→ Items from a dataset
##########

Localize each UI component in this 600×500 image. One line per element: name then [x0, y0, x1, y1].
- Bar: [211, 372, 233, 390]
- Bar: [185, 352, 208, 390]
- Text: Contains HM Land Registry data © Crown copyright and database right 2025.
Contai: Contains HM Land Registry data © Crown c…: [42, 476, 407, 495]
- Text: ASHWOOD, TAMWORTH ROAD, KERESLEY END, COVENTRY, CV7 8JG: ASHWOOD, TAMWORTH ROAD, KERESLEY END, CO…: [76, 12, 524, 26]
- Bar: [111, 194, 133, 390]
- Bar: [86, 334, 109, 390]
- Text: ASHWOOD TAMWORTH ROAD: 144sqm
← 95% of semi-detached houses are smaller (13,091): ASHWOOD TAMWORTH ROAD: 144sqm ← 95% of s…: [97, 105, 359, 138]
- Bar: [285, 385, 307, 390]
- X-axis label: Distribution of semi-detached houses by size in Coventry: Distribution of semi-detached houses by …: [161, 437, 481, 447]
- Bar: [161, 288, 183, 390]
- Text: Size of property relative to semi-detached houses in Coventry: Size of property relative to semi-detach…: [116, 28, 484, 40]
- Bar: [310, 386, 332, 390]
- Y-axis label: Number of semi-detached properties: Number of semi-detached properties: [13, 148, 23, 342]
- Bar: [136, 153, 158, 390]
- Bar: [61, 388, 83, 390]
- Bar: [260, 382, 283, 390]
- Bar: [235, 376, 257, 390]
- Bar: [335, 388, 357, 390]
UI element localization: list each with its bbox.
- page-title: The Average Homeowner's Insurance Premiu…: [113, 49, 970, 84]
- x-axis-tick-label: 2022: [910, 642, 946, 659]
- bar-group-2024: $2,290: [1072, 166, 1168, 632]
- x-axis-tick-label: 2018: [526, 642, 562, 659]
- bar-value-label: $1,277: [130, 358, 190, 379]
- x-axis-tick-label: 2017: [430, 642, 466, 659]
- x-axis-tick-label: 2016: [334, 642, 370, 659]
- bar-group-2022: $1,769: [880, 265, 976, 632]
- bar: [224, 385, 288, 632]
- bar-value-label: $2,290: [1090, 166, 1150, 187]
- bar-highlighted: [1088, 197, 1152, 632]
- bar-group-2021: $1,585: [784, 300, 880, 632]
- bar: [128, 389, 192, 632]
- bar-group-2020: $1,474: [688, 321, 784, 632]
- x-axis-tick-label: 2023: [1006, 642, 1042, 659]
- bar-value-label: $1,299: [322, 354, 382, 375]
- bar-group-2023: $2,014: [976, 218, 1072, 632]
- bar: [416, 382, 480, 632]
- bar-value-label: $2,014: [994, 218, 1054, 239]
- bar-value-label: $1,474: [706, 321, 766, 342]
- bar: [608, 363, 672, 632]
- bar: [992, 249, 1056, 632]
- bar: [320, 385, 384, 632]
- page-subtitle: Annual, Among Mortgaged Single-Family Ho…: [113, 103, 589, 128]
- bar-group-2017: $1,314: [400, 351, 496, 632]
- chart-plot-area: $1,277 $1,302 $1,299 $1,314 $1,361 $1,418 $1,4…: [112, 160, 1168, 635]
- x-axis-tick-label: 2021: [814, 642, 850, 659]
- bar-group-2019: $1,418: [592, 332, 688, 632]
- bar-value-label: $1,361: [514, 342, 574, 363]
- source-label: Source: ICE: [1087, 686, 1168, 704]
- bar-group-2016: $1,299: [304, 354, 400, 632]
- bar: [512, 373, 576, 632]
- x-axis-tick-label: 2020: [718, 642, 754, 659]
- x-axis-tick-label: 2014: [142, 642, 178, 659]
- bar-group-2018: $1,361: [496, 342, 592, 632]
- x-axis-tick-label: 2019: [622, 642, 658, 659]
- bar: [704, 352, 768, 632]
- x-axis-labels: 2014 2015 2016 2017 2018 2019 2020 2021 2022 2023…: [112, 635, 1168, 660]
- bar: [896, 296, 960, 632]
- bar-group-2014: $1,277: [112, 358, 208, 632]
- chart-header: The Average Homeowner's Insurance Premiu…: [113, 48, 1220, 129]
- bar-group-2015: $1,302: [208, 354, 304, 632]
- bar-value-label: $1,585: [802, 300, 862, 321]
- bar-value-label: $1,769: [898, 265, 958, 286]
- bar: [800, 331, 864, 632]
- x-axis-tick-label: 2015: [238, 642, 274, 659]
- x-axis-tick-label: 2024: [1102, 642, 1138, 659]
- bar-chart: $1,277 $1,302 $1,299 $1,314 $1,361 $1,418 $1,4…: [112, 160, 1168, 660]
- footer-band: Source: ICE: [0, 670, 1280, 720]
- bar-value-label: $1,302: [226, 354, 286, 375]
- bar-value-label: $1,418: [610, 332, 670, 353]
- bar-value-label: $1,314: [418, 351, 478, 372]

##########

→ Exercise
Copy the rows above verbatim, starting at the first line and ending with the line that contains "- x-axis-tick-label: 2016: [334, 642, 370, 659]". Include that line.

→ Answer in full
Localize each UI component in this 600×500 image. One line per element: name then [x0, y0, x1, y1].
- Bar: [211, 372, 233, 390]
- Bar: [185, 352, 208, 390]
- Text: Contains HM Land Registry data © Crown copyright and database right 2025.
Contai: Contains HM Land Registry data © Crown c…: [42, 476, 407, 495]
- Text: ASHWOOD, TAMWORTH ROAD, KERESLEY END, COVENTRY, CV7 8JG: ASHWOOD, TAMWORTH ROAD, KERESLEY END, CO…: [76, 12, 524, 26]
- Bar: [111, 194, 133, 390]
- Bar: [86, 334, 109, 390]
- Text: ASHWOOD TAMWORTH ROAD: 144sqm
← 95% of semi-detached houses are smaller (13,091): ASHWOOD TAMWORTH ROAD: 144sqm ← 95% of s…: [97, 105, 359, 138]
- Bar: [285, 385, 307, 390]
- X-axis label: Distribution of semi-detached houses by size in Coventry: Distribution of semi-detached houses by …: [161, 437, 481, 447]
- Bar: [161, 288, 183, 390]
- Text: Size of property relative to semi-detached houses in Coventry: Size of property relative to semi-detach…: [116, 28, 484, 40]
- Bar: [310, 386, 332, 390]
- Y-axis label: Number of semi-detached properties: Number of semi-detached properties: [13, 148, 23, 342]
- Bar: [136, 153, 158, 390]
- Bar: [61, 388, 83, 390]
- Bar: [260, 382, 283, 390]
- Bar: [235, 376, 257, 390]
- Bar: [335, 388, 357, 390]
UI element localization: list each with its bbox.
- page-title: The Average Homeowner's Insurance Premiu…: [113, 49, 970, 84]
- x-axis-tick-label: 2022: [910, 642, 946, 659]
- bar-group-2024: $2,290: [1072, 166, 1168, 632]
- x-axis-tick-label: 2018: [526, 642, 562, 659]
- bar-value-label: $1,277: [130, 358, 190, 379]
- x-axis-tick-label: 2017: [430, 642, 466, 659]
- x-axis-tick-label: 2016: [334, 642, 370, 659]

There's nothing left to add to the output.